EXERCISE DIRECTIONS:
Format every line of the records below as a Markdown table with the columns Row and Line, numbering the rows and skipping blank lines. Omit the picture lines.

GIVEN RECORDS:
#####
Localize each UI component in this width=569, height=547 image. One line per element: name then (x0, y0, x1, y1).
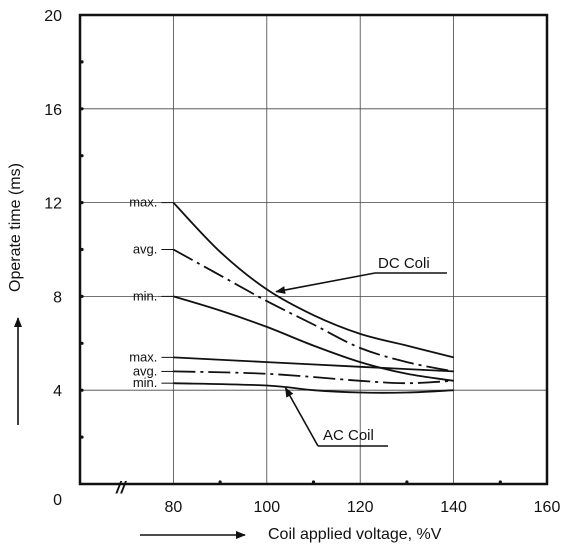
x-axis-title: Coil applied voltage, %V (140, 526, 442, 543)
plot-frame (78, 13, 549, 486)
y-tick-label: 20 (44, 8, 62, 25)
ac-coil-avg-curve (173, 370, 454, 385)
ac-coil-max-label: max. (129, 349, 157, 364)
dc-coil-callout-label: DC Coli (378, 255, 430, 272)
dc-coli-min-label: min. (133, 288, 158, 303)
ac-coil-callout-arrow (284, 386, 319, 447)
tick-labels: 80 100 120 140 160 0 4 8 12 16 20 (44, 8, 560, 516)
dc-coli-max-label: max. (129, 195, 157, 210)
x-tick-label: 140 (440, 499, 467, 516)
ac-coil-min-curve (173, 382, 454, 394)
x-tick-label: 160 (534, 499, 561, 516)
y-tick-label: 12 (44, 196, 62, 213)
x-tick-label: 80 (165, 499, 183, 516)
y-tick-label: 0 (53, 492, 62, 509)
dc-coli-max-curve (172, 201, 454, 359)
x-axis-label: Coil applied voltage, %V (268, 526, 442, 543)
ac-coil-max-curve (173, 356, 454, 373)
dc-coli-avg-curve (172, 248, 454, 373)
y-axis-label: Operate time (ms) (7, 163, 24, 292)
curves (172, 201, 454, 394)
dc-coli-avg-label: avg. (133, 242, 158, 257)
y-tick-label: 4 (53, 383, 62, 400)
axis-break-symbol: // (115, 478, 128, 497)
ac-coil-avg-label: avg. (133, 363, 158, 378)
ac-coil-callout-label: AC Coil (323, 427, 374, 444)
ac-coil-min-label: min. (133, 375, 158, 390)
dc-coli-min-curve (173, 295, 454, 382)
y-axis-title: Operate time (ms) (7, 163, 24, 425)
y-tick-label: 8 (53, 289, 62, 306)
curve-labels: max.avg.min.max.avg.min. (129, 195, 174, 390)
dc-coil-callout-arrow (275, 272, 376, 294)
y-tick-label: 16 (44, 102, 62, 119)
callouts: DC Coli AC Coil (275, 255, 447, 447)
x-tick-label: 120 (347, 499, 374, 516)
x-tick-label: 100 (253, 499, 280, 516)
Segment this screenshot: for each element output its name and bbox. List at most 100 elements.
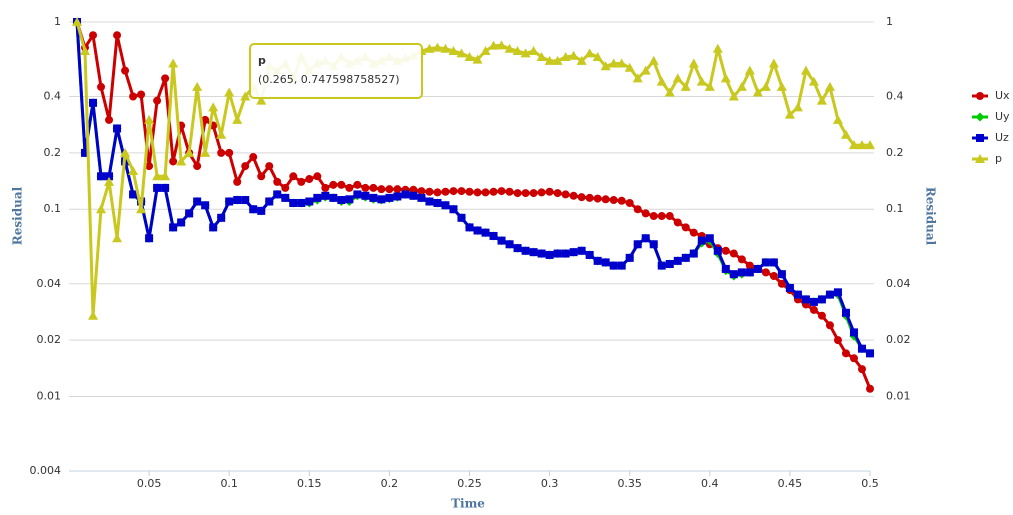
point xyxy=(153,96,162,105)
#####
RESULT OF THE TASK:
| Row | Line |
|---|---|
| 1 | Localize each UI component in this width=569, height=547 image. One line per element: name then (x0, y0, x1, y1). |
| 2 | x-axis-title: Coil applied voltage, %V (140, 526, 442, 543) |
| 3 | plot-frame (78, 13, 549, 486) |
| 4 | y-tick-label: 20 (44, 8, 62, 25) |
| 5 | ac-coil-avg-curve (173, 370, 454, 385) |
| 6 | ac-coil-max-label: max. (129, 349, 157, 364) |
| 7 | dc-coil-callout-label: DC Coli (378, 255, 430, 272) |
| 8 | dc-coli-min-label: min. (133, 288, 158, 303) |
| 9 | ac-coil-callout-arrow (284, 386, 319, 447) |
| 10 | tick-labels: 80 100 120 140 160 0 4 8 12 16 20 (44, 8, 560, 516) |
| 11 | dc-coli-max-label: max. (129, 195, 157, 210) |
| 12 | x-tick-label: 140 (440, 499, 467, 516) |
| 13 | ac-coil-min-curve (173, 382, 454, 394) |
| 14 | x-tick-label: 160 (534, 499, 561, 516) |
| 15 | y-tick-label: 12 (44, 196, 62, 213) |
| 16 | x-tick-label: 80 (165, 499, 183, 516) |
| 17 | y-tick-label: 0 (53, 492, 62, 509) |
| 18 | dc-coli-max-curve (172, 201, 454, 359) |
| 19 | x-axis-label: Coil applied voltage, %V (268, 526, 442, 543) |
| 20 | ac-coil-max-curve (173, 356, 454, 373) |
| 21 | dc-coli-avg-curve (172, 248, 454, 373) |
| 22 | y-axis-label: Operate time (ms) (7, 163, 24, 292) |
| 23 | curves (172, 201, 454, 394) |
| 24 | dc-coli-avg-label: avg. (133, 242, 158, 257) |
| 25 | y-tick-label: 4 (53, 383, 62, 400) |
| 26 | axis-break-symbol: // (115, 478, 128, 497) |
| 27 | ac-coil-avg-label: avg. (133, 363, 158, 378) |
| 28 | ac-coil-callout-label: AC Coil (323, 427, 374, 444) |
| 29 | ac-coil-min-label: min. (133, 375, 158, 390) |
| 30 | dc-coli-min-curve (173, 295, 454, 382) |
| 31 | y-axis-title: Operate time (ms) (7, 163, 24, 425) |
| 32 | y-tick-label: 8 (53, 289, 62, 306) |
| 33 | curve-labels: max.avg.min.max.avg.min. (129, 195, 174, 390) |
| 34 | dc-coil-callout-arrow (275, 272, 376, 294) |
| 35 | y-tick-label: 16 (44, 102, 62, 119) |
| 36 | callouts: DC Coli AC Coil (275, 255, 447, 447) |
| 37 | x-tick-label: 120 (347, 499, 374, 516) |
| 38 | x-tick-label: 100 (253, 499, 280, 516) |
| 39 | Segment this screenshot: for each element output its name and bbox. List at most 100 elements. |
| 40 | point xyxy=(153,96,162,105) |